TASKS FOR THIS EXERCISE =>
• A. In the Pets at Home article below, translate this sentence into Spanish: "Pets at Home was sold to Bridgepoint Capital for £230 million in July 2004."
• B. Extend the Pets at Home article below by writing what follows its final sentence.

EXCERPT TO READ =>
□ □ □

Pets at Home is a British pet supplies retailer selling pet products including food, toys, bedding, medication, accessories and pets. It is listed on the London Stock Exchange and is a constituent of the FTSE 250 Index. Founded in 1991, the company operates 453 stores across the UK, as well as an online store. Pets at Home also provides a range of services such as grooming, veterinary care and dog training.

History
The first store was opened in Chester in 1991, by Anthony Preston.

In December 1999, Pets at Home acquired Petsmart UK, bringing a chain of 140 stores under Pets at Home branding.

Pets at Home was sold to Bridgepoint Capital for £230 million in July 2004.

In November 2007, the 200th store, Barnstaple, opened. On 27 January 2010, Pets at Home was sold by Bridgepoint Capital, to United States-based investment firm Kohlberg Kravis Roberts (KKR) for around £955 million.

The 17 September 2012 episode of BBC consumer affairs television programme Watchdog included a report on animal and fish welfare conditions at Pets at Home. The programme had visited eight stores, as part of an investigation which included Mike Jessop, former president of the Small Animal Veterinary Association. The programme discovered evidence of mistreatment of small animals, dead fish being left to rot and be eaten in tanks, and sick small animals up for sale. That month, Pets at Home issued a full response to the claims made in the broadcast. The BBC trust published a clarification on 7 June 2016 that the website included a version of the item made before Pets at Home's points in reply to criticisms were incorporated. In response to the complaint the programme-makers acknowledged that this represented a serious breach of the BBC's editorial standards and replaced the item with a version which reflected Pets at Home's points.

□ □ □

EXCERPTED DATA =>
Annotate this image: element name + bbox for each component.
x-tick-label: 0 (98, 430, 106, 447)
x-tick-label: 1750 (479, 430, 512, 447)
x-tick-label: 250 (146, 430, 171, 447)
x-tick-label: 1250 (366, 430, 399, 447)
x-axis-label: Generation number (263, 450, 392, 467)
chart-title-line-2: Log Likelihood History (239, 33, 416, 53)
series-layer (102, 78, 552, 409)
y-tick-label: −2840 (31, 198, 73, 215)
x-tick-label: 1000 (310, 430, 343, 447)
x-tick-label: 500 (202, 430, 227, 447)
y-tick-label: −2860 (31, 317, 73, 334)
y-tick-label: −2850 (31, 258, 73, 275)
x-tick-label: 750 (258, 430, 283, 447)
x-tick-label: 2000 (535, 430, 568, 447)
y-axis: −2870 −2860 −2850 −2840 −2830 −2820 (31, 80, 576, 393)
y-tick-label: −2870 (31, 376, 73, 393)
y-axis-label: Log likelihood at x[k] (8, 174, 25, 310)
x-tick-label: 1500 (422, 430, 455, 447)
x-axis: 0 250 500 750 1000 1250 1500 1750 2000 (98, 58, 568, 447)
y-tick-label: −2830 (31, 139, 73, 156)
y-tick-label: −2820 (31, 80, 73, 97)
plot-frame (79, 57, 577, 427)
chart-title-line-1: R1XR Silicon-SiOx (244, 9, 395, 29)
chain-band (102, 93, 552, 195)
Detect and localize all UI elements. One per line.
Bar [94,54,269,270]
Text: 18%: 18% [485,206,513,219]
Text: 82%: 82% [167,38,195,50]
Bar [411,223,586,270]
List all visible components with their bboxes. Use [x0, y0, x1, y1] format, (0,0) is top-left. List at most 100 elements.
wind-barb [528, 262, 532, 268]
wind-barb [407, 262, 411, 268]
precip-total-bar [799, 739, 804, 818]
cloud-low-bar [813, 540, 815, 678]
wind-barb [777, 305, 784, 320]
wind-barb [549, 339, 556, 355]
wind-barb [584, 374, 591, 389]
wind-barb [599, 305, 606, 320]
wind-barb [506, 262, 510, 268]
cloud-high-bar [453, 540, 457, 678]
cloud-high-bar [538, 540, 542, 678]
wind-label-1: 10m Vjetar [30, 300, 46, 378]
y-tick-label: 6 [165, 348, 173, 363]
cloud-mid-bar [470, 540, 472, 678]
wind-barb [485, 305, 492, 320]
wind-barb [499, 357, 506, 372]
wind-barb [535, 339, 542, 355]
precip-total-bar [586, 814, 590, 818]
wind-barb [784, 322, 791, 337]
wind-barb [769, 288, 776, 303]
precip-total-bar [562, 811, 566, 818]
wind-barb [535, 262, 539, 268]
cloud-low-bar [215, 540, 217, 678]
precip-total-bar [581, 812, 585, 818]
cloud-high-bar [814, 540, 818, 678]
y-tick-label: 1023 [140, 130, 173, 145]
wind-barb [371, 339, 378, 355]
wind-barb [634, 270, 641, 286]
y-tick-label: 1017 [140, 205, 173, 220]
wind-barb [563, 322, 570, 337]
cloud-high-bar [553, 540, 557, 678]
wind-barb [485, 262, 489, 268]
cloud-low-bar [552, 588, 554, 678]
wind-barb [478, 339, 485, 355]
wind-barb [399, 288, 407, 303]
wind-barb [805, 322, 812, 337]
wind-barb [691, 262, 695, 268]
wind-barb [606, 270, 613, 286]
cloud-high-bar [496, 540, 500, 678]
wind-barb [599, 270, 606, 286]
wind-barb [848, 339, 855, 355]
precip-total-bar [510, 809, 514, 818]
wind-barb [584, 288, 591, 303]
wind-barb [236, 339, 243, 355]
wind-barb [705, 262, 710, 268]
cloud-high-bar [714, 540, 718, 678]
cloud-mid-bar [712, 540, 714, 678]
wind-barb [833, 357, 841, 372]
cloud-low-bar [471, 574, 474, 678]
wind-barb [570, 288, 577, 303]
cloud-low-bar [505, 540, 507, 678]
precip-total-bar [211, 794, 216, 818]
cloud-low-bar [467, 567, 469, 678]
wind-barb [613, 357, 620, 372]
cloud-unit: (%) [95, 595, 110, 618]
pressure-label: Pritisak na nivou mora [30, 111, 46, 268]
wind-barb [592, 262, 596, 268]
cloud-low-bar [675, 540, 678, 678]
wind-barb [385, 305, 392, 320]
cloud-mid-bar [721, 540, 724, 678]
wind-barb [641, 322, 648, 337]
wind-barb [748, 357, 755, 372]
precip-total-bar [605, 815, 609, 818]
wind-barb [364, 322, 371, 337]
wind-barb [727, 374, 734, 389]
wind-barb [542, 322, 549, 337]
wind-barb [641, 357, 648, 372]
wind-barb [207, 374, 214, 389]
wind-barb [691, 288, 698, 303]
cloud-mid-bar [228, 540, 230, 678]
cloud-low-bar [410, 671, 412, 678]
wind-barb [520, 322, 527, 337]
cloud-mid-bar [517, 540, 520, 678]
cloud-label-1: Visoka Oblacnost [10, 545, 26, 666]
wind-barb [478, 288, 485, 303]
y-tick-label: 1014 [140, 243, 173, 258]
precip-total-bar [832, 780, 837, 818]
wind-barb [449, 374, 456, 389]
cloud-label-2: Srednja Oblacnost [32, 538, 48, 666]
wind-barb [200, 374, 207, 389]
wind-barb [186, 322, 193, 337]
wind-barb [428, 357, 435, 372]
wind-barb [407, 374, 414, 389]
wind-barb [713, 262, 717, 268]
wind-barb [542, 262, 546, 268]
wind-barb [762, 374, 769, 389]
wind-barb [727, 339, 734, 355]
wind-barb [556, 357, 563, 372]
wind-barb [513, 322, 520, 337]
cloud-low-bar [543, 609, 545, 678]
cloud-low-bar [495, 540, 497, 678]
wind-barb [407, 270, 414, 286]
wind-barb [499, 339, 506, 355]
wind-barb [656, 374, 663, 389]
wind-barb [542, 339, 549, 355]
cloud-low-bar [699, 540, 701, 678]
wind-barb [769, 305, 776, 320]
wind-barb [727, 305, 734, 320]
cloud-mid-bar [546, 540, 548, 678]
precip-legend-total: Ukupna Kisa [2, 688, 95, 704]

□ □ □

ANSWERS TO THE PROBLEMS =>
• A. Pets at Home fue vendida a Bridgepoint Capital por 230 millones de libras en julio de 2004.

• B.
In March 2014, the company was the subject of an initial public offering.

In January 2018, KKR sold its remaining 12.3% stake in Pets at Home.

Operations
Pets at home operate 453 stores plus 316 grooming salons; Pets at Home also operate 394 veterinary surgeries operated on a joint venture partnership model and additionally 47 group managed veterinary practices. The joint venture businesses are generally small businesses which pay a percentage of turnover as a management fee to the company for back office services. The company runs a graduate training scheme intended to produce future joint venture partners.

The company owns Vets4Pets, a Guernsey-based veterinary business which operates a national network of joint venture partner veterinary practices focusing on treatment of small animals (domestic pets such as dogs, cats, rabbits etc.). The company enters into joint venture partnerships with veterinary professionals (usually a veterinary surgeon or veterinary nurse) to open new small animal practices. These practices are supported by 2 main support offices located in Swindon and Manchester which provide partners and their practices with full administrative support.

Management team 
The management team include:
 Lyssa McGowan - Chief Executive Officer
 Mike Iddon - Chief Financial Officer
 William Hewish - Chief Information Officer

Board of Directors 
Key members of the board are as follows:
 Ian Burke - Non-Executive Chairman
 Dennis Millard - Deputy Chairman & Senior Independent Non-Executive Director

References

Further reading
 
 
 "Weirdest items found in dogs' stomachs revealed by Vets4Pets". Huddersfield Daily Examiner.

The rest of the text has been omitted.